* START DATA EXCERPTS *

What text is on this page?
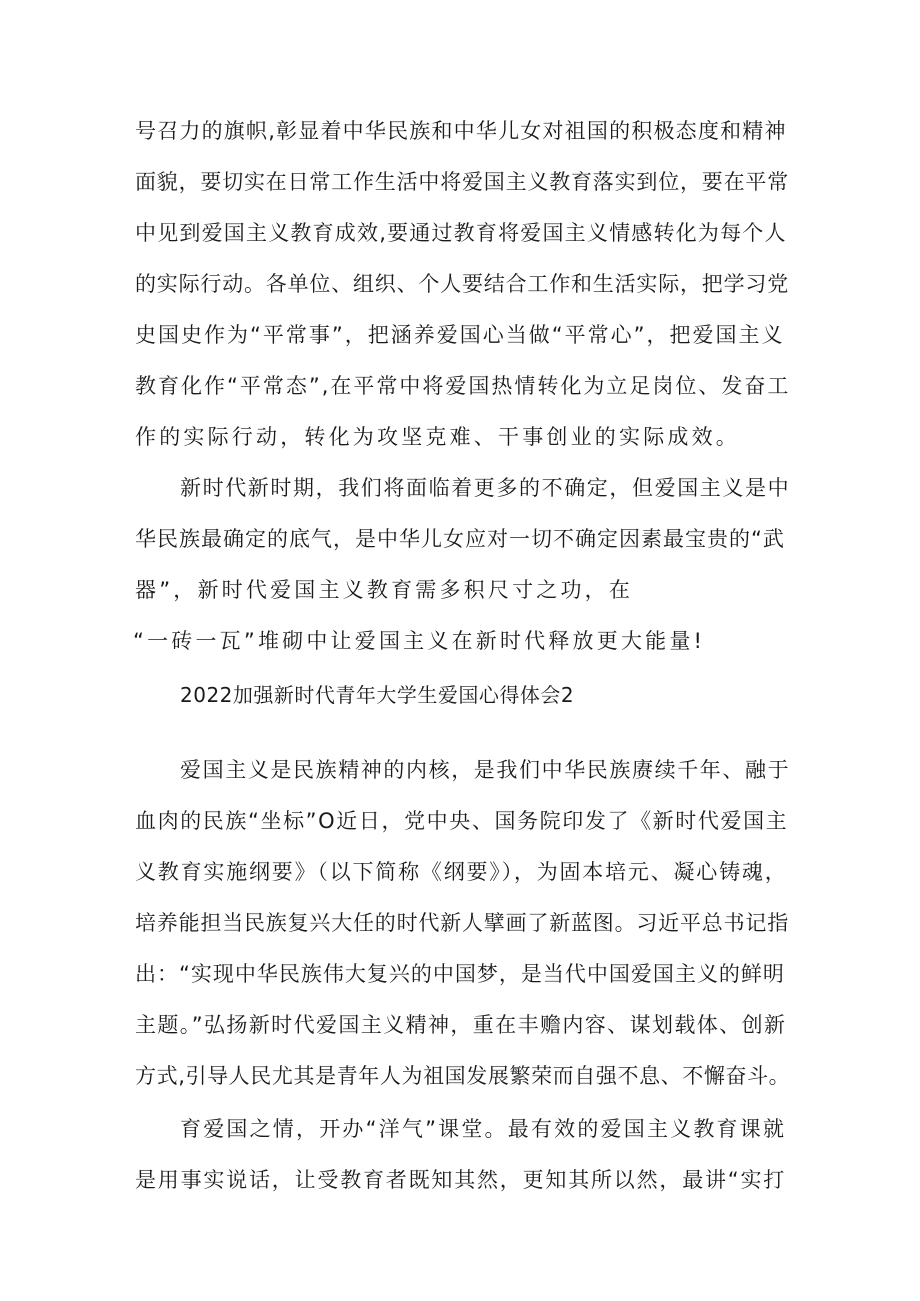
号召力的旗帜,彰显着中华民族和中华儿女对祖国的积极态度和精神
面貌，要切实在日常工作生活中将爱国主义教育落实到位，要在平常
中见到爱国主义教育成效,要通过教育将爱国主义情感转化为每个人
的实际行动。各单位、组织、个人要结合工作和生活实际，把学习党
史国史作为“平常事”，把涵养爱国心当做“平常心”，把爱国主义
教育化作“平常态”,在平常中将爱国热情转化为立足岗位、发奋工
作的实际行动，转化为攻坚克难、干事创业的实际成效。
新时代新时期，我们将面临着更多的不确定，但爱国主义是中
华民族最确定的底气，是中华儿女应对一切不确定因素最宝贵的“武
器”，新时代爱国主义教育需多积尺寸之功，在
“一砖一瓦”堆砌中让爱国主义在新时代释放更大能量!
2022加强新时代青年大学生爱国心得体会2
爱国主义是民族精神的内核，是我们中华民族赓续千年、融于
血肉的民族“坐标”O近日，党中央、国务院印发了《新时代爱国主
义教育实施纲要》（以下简称《纲要》），为固本培元、凝心铸魂，
培养能担当民族复兴大任的时代新人擘画了新蓝图。习近平总书记指
出：“实现中华民族伟大复兴的中国梦，是当代中国爱国主义的鲜明
主题。”弘扬新时代爱国主义精神，重在丰赡内容、谋划载体、创新
方式,引导人民尤其是青年人为祖国发展繁荣而自强不息、不懈奋斗。
育爱国之情，开办“洋气”课堂。最有效的爱国主义教育课就
是用事实说话，让受教育者既知其然，更知其所以然，最讲“实打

* END DATA EXCERPTS *

• TASK TO CARRY OUT
Extract the full listing above verbatim; pictures are to be left out of the copy.

• TASK RESULT
What text is on this page?
号召力的旗帜,彰显着中华民族和中华儿女对祖国的积极态度和精神
面貌，要切实在日常工作生活中将爱国主义教育落实到位，要在平常
中见到爱国主义教育成效,要通过教育将爱国主义情感转化为每个人
的实际行动。各单位、组织、个人要结合工作和生活实际，把学习党
史国史作为“平常事”，把涵养爱国心当做“平常心”，把爱国主义
教育化作“平常态”,在平常中将爱国热情转化为立足岗位、发奋工
作的实际行动，转化为攻坚克难、干事创业的实际成效。
新时代新时期，我们将面临着更多的不确定，但爱国主义是中
华民族最确定的底气，是中华儿女应对一切不确定因素最宝贵的“武
器”，新时代爱国主义教育需多积尺寸之功，在
“一砖一瓦”堆砌中让爱国主义在新时代释放更大能量!
2022加强新时代青年大学生爱国心得体会2
爱国主义是民族精神的内核，是我们中华民族赓续千年、融于
血肉的民族“坐标”O近日，党中央、国务院印发了《新时代爱国主
义教育实施纲要》（以下简称《纲要》），为固本培元、凝心铸魂，
培养能担当民族复兴大任的时代新人擘画了新蓝图。习近平总书记指
出：“实现中华民族伟大复兴的中国梦，是当代中国爱国主义的鲜明
主题。”弘扬新时代爱国主义精神，重在丰赡内容、谋划载体、创新
方式,引导人民尤其是青年人为祖国发展繁荣而自强不息、不懈奋斗。
育爱国之情，开办“洋气”课堂。最有效的爱国主义教育课就
是用事实说话，让受教育者既知其然，更知其所以然，最讲“实打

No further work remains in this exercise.